[TASK DETAILS] Pick out each line containing the string "title".

[RECORD LIST]
═══

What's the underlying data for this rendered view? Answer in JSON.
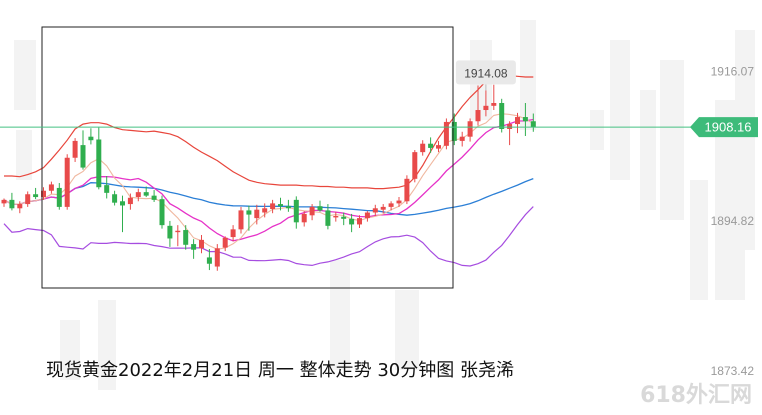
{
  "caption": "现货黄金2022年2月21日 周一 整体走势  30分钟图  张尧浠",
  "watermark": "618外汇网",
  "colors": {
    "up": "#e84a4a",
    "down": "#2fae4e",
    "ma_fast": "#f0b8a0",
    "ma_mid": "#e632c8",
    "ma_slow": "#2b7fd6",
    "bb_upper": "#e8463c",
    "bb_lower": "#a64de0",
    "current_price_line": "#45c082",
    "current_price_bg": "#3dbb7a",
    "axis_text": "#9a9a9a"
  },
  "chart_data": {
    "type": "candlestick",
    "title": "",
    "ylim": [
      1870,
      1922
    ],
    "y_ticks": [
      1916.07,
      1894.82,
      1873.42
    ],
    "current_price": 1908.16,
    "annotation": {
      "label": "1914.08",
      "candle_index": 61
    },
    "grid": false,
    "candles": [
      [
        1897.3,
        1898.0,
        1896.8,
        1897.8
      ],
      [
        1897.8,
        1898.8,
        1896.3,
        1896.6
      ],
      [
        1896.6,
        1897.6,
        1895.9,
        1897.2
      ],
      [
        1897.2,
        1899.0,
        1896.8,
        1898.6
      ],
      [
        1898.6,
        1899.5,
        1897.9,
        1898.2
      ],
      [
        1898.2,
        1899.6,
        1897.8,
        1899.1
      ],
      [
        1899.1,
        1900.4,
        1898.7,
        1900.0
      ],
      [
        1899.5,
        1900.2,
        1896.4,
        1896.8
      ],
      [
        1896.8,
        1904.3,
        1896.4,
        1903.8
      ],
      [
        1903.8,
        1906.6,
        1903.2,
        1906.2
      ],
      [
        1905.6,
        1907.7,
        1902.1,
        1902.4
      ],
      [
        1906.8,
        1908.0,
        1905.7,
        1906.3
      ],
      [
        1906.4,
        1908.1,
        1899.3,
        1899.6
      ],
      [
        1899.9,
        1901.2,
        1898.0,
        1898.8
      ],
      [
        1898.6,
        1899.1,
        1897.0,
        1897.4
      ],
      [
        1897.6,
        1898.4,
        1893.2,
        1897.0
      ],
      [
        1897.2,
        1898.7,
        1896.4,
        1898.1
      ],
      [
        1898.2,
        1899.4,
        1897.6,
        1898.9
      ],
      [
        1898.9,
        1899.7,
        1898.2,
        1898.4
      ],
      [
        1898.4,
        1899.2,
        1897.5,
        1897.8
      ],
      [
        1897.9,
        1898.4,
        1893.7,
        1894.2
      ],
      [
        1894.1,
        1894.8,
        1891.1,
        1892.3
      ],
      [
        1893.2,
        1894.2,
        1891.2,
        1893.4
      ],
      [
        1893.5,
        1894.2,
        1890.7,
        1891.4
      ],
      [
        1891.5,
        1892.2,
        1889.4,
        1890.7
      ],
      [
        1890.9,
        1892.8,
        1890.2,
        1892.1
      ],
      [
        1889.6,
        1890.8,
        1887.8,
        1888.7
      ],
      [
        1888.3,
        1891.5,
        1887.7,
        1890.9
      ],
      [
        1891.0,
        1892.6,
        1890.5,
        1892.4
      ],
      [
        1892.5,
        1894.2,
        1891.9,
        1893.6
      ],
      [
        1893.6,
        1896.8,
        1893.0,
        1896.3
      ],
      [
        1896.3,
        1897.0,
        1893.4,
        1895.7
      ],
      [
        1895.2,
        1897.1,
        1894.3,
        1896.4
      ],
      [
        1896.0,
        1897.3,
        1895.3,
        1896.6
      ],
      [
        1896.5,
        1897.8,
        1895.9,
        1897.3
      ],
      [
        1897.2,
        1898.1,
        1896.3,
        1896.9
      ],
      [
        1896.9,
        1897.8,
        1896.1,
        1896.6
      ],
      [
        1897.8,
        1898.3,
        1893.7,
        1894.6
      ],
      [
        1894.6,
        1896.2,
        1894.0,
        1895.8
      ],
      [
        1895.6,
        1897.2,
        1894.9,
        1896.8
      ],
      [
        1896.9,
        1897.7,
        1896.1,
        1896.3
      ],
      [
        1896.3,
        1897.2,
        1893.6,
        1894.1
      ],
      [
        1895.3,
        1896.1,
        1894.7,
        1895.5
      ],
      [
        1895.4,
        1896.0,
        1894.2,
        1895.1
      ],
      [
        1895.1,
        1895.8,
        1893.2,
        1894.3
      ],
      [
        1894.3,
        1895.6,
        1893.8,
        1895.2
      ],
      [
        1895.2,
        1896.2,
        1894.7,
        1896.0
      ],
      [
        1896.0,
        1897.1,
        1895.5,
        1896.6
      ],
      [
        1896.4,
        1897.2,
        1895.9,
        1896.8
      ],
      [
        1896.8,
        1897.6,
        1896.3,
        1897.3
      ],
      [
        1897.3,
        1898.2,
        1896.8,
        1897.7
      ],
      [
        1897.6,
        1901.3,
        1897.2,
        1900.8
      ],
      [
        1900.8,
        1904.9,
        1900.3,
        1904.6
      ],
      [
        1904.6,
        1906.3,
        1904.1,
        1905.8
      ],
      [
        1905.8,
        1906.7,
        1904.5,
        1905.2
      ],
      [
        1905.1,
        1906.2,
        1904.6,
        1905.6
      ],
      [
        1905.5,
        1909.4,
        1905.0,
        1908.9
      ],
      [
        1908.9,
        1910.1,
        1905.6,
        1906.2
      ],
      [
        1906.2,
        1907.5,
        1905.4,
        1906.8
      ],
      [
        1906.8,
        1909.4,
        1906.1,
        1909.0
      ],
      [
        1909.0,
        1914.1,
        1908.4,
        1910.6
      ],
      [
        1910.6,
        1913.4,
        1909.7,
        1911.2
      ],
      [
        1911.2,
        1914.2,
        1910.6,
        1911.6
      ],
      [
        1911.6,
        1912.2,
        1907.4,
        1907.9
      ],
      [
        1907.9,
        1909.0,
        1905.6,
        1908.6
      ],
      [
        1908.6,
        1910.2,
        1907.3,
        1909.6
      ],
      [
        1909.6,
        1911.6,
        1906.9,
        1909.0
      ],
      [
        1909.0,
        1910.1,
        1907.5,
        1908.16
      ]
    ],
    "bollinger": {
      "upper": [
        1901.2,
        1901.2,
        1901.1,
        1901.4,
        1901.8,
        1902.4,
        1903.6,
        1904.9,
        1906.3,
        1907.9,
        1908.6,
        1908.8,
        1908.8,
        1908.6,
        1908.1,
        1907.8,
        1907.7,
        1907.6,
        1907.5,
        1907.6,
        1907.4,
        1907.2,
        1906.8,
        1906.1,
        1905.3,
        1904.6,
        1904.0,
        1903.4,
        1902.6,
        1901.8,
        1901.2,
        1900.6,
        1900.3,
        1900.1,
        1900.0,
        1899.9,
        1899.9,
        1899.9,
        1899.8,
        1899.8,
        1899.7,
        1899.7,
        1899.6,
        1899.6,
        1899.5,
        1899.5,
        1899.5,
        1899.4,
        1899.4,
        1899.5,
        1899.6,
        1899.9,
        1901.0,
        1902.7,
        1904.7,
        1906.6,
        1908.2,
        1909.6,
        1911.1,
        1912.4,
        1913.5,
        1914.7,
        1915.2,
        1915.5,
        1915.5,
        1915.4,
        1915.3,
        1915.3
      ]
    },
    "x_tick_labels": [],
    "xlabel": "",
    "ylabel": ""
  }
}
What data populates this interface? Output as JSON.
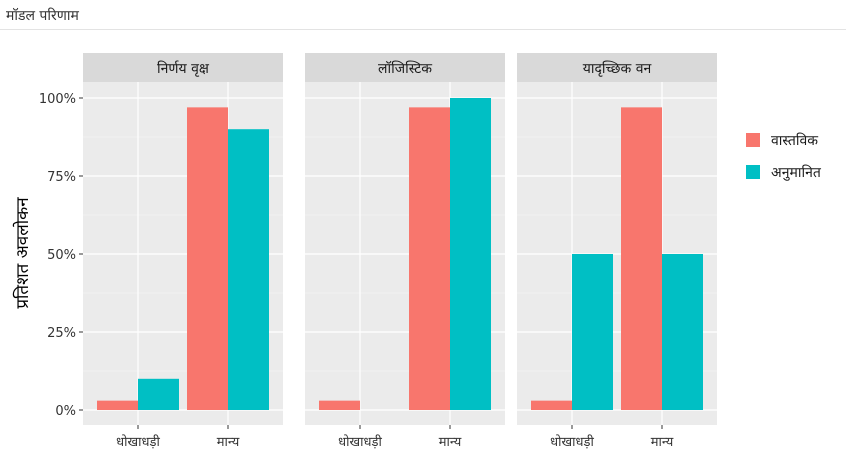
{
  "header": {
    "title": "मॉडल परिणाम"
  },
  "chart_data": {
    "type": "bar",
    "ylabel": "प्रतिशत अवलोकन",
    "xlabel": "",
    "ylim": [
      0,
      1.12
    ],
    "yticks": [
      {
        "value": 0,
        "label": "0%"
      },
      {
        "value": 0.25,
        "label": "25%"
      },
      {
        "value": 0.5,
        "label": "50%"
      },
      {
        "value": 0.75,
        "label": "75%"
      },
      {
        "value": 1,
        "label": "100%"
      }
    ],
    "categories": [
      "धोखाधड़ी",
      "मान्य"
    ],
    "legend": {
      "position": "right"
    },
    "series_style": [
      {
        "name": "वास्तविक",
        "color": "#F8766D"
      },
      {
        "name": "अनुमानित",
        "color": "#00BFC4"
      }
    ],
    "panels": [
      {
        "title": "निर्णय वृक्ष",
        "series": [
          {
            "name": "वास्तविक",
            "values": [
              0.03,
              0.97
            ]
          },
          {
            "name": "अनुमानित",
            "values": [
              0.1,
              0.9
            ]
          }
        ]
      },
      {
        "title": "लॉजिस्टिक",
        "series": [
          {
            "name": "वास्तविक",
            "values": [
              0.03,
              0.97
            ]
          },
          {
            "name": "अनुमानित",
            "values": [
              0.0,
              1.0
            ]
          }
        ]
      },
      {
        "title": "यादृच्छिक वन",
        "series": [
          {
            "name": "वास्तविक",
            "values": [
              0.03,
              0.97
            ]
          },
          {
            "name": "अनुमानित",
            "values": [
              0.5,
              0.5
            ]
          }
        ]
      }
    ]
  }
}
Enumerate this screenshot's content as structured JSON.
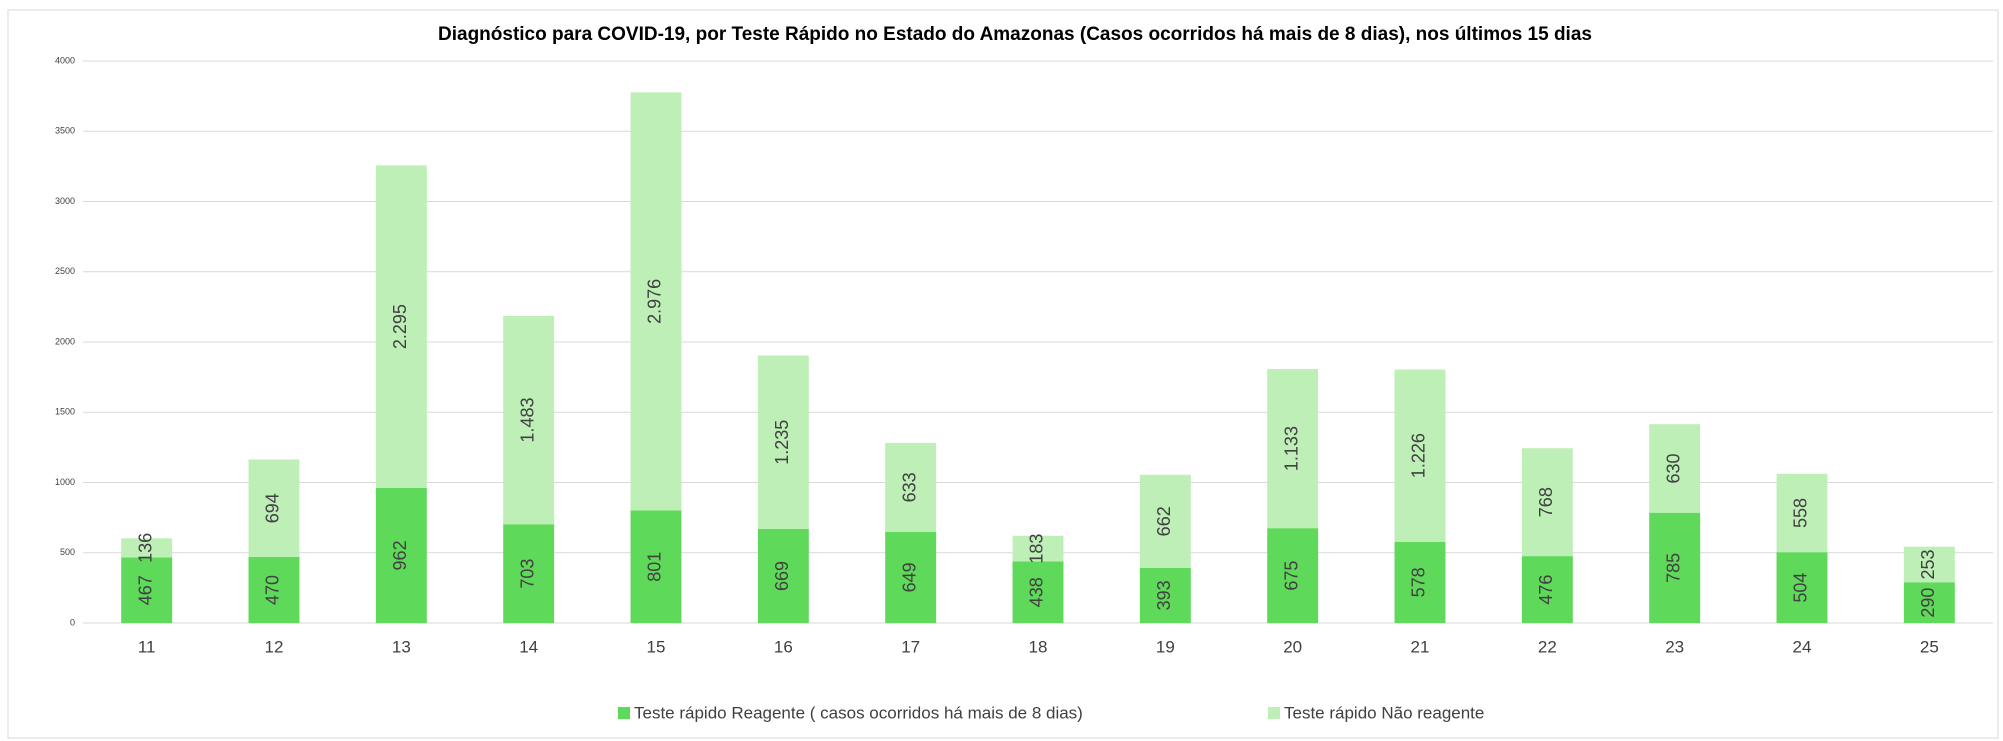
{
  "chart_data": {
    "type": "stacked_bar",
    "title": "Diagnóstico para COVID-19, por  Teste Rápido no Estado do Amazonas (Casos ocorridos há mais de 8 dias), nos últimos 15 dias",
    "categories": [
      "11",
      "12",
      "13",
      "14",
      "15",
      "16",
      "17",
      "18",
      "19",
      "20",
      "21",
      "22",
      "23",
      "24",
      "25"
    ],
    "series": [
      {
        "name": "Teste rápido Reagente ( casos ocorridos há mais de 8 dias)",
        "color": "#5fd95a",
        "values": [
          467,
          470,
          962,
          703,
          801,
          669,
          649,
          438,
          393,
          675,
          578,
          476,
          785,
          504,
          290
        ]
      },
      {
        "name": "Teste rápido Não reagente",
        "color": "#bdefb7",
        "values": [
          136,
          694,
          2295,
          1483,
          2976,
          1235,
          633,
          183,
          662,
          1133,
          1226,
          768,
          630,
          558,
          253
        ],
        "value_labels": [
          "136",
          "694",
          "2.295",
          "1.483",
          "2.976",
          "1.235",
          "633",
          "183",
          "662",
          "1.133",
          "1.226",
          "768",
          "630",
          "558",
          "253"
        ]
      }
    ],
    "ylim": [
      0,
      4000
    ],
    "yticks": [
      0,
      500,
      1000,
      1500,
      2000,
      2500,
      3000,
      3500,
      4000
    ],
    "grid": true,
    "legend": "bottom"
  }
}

═══

[FINAL RESULT]
    "title": "",
    "title": "मॉडल परिणाम"
        "title": "निर्णय वृक्ष",
        "title": "लॉजिस्टिक",
        "title": "यादृच्छिक वन",
    "title": "Diagnóstico para COVID-19, por  Teste Rápido no Estado do Amazonas (Casos ocorridos há mais de 8 dias), nos últimos 15 dias",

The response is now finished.